[START]

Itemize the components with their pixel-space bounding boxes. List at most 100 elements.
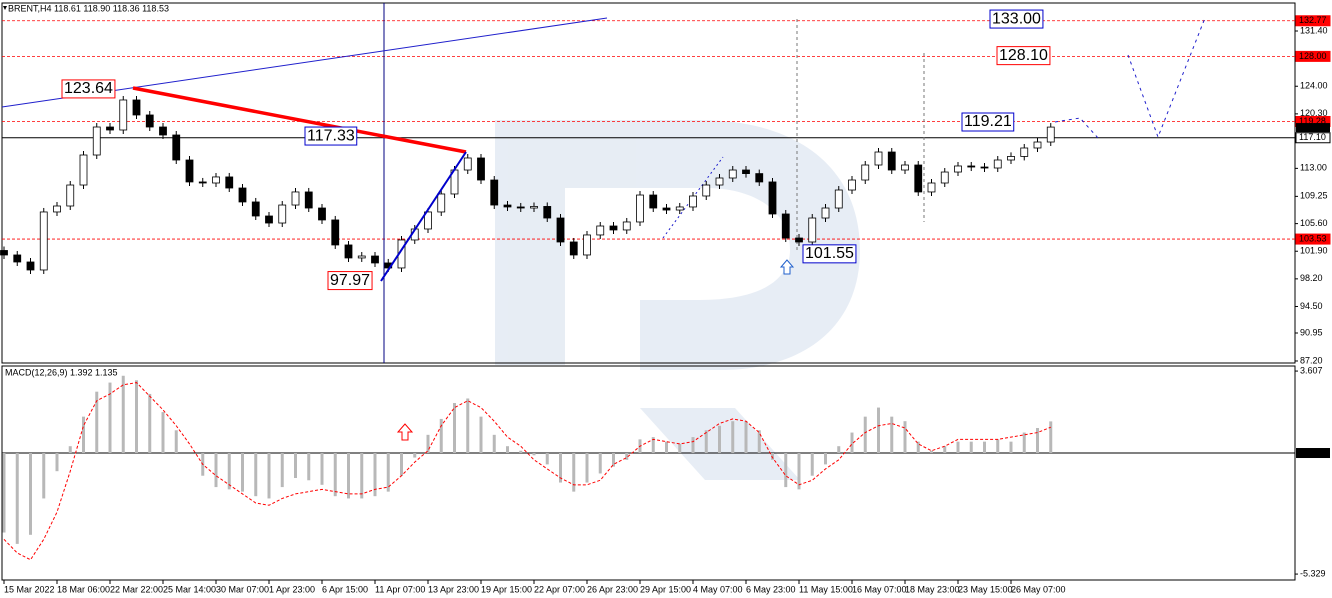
- candle-body: [463, 157, 472, 171]
- symbol-header: BRENT,H4 118.61 118.90 118.36 118.53: [8, 3, 169, 13]
- candle-body: [795, 237, 803, 243]
- candle-body: [198, 181, 207, 184]
- x-tick-label: 25 Mar 14:00: [163, 584, 216, 594]
- candle-body: [503, 204, 512, 208]
- macd-bar: [95, 391, 99, 454]
- x-tick-label: 23 May 15:00: [958, 584, 1013, 594]
- x-tick-label: 18 May 23:00: [905, 584, 960, 594]
- candle-body: [649, 194, 658, 209]
- macd-bar: [625, 453, 629, 460]
- x-tick-label: 19 Apr 15:00: [481, 584, 532, 594]
- macd-bar: [161, 412, 165, 454]
- candle-body: [0, 250, 8, 256]
- forecast-path: [1054, 17, 1206, 139]
- candle-body: [291, 191, 300, 206]
- candle-body: [477, 157, 485, 181]
- macd-bar: [863, 416, 867, 454]
- level-tag: [1295, 132, 1331, 144]
- candle-body: [861, 164, 870, 181]
- candle-body: [26, 261, 35, 271]
- macd-bar: [386, 453, 390, 492]
- annotation-box: [961, 112, 1015, 132]
- up-arrow: [779, 259, 795, 275]
- levels-layer: [2, 20, 1295, 240]
- x-tick-label: 1 Apr 23:00: [269, 584, 315, 594]
- annotation-label: 119.21: [964, 113, 1012, 130]
- candle-body: [13, 254, 22, 263]
- macd-bar: [678, 443, 682, 454]
- macd-bar: [930, 450, 933, 454]
- macd-bar: [15, 453, 19, 544]
- x-tick-label: 30 Mar 07:00: [216, 584, 269, 594]
- macd-bar: [916, 441, 920, 454]
- candle-body: [238, 187, 247, 203]
- annotation-box: [61, 79, 116, 99]
- macd-bar: [598, 453, 602, 474]
- candle-body: [556, 217, 565, 243]
- x-tick-label: 15 Mar 2022: [4, 584, 55, 594]
- y-tick-label: 98.20: [1300, 273, 1323, 283]
- macd-bar: [227, 453, 231, 490]
- level-tag: [1295, 15, 1331, 27]
- macd-bar: [148, 393, 152, 454]
- macd-bar: [108, 382, 112, 454]
- candle-body: [728, 169, 737, 179]
- annotation-box: [989, 9, 1044, 29]
- macd-bar: [771, 453, 774, 460]
- candle-body: [185, 159, 194, 183]
- candle-body: [490, 179, 499, 206]
- annotation-label: 97.97: [330, 272, 370, 289]
- annotation-label: 133.00: [992, 10, 1041, 27]
- macd-bar: [691, 437, 695, 454]
- candle-body: [212, 176, 220, 184]
- candle-body: [119, 99, 128, 131]
- macd-bar: [718, 425, 721, 454]
- macd-bar: [983, 441, 986, 454]
- macd-bar: [757, 430, 761, 454]
- macd-bar: [2, 453, 6, 533]
- y-tick-label: 109.25: [1300, 191, 1328, 201]
- macd-bar: [744, 421, 748, 454]
- annotation-label: 128.10: [999, 47, 1048, 64]
- y-tick-label: 101.90: [1300, 246, 1328, 256]
- y-tick-label: 94.50: [1300, 301, 1323, 311]
- candle-body: [609, 225, 618, 231]
- macd-bar: [479, 416, 483, 454]
- y-tick-label: -5.329: [1300, 568, 1326, 578]
- x-tick-label: 13 Apr 23:00: [428, 584, 479, 594]
- macd-bar: [572, 453, 576, 492]
- candle-body: [225, 176, 234, 189]
- y-tick-label: 87.20: [1300, 355, 1323, 365]
- macd-bar: [969, 441, 973, 454]
- candle-body: [371, 255, 379, 264]
- macd-bar: [1036, 428, 1039, 454]
- price-tag-label: 118.53: [1299, 122, 1326, 132]
- candle-body: [914, 164, 923, 193]
- candle-body: [980, 166, 989, 169]
- annotation-box: [304, 126, 358, 146]
- macd-bar: [731, 421, 735, 454]
- candle-body: [1007, 156, 1015, 161]
- candle-body: [967, 165, 976, 168]
- macd-bar: [943, 446, 947, 454]
- macd-bar: [373, 453, 377, 497]
- candle-body: [265, 215, 273, 224]
- candle-body: [821, 207, 830, 219]
- candle-body: [437, 193, 446, 213]
- candle-body: [1020, 147, 1029, 157]
- candle-body: [675, 206, 684, 211]
- candle-body: [901, 164, 909, 171]
- macd-bar: [877, 407, 880, 454]
- candle-body: [357, 255, 366, 259]
- macd-bar: [1049, 421, 1053, 454]
- macd-bar: [797, 453, 801, 490]
- macd-bar: [68, 446, 72, 454]
- macd-bar: [174, 430, 178, 454]
- macd-bar: [837, 446, 841, 454]
- macd-bar: [810, 453, 814, 476]
- macd-bar: [29, 453, 32, 535]
- candle-body: [530, 206, 538, 209]
- candle-body: [331, 219, 340, 246]
- candle-body: [516, 206, 525, 209]
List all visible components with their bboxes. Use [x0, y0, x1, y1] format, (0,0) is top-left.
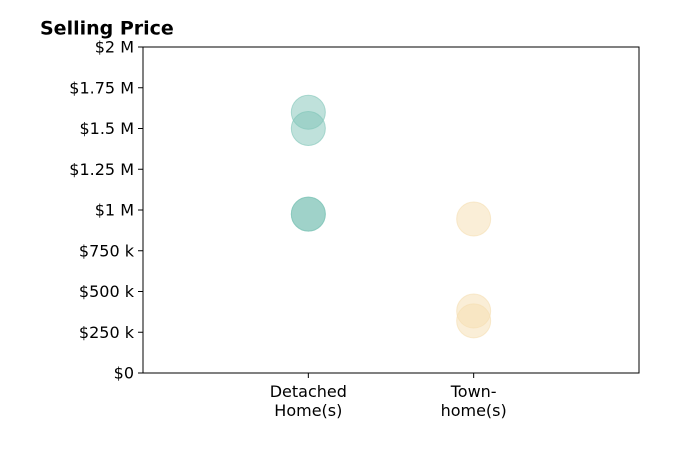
plot-frame	[142, 46, 640, 374]
x-tick-label: Town- home(s)	[440, 382, 507, 420]
x-tick-label: Detached Home(s)	[269, 382, 347, 420]
y-tick-label: $1.25 M	[69, 160, 134, 179]
y-tick-label: $2 M	[95, 38, 134, 57]
point	[456, 303, 492, 339]
y-tick-label: $250 k	[79, 323, 135, 342]
point	[290, 111, 326, 146]
y-tick-label: $1 M	[95, 201, 134, 220]
y-tick-label: $500 k	[79, 282, 135, 301]
y-tick-label: $0	[114, 364, 134, 383]
y-tick-label: $750 k	[79, 241, 135, 260]
chart-title: Selling Price	[40, 18, 174, 40]
y-tick-label: $1.5 M	[79, 119, 134, 138]
y-tick-label: $1.75 M	[69, 78, 134, 97]
point	[456, 201, 492, 237]
point	[290, 196, 326, 232]
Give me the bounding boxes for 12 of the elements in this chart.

[END]

YOUR GOAL
Collect every line in the records above that contains the string "with".

ANSWER TO THE PROBLEM
Itemize the components with their pixel-space bounding boxes. List at most 100 elements.
List all visible components with their bboxes. Use [x0, y0, x1, y1] format, (0,0) is top-left.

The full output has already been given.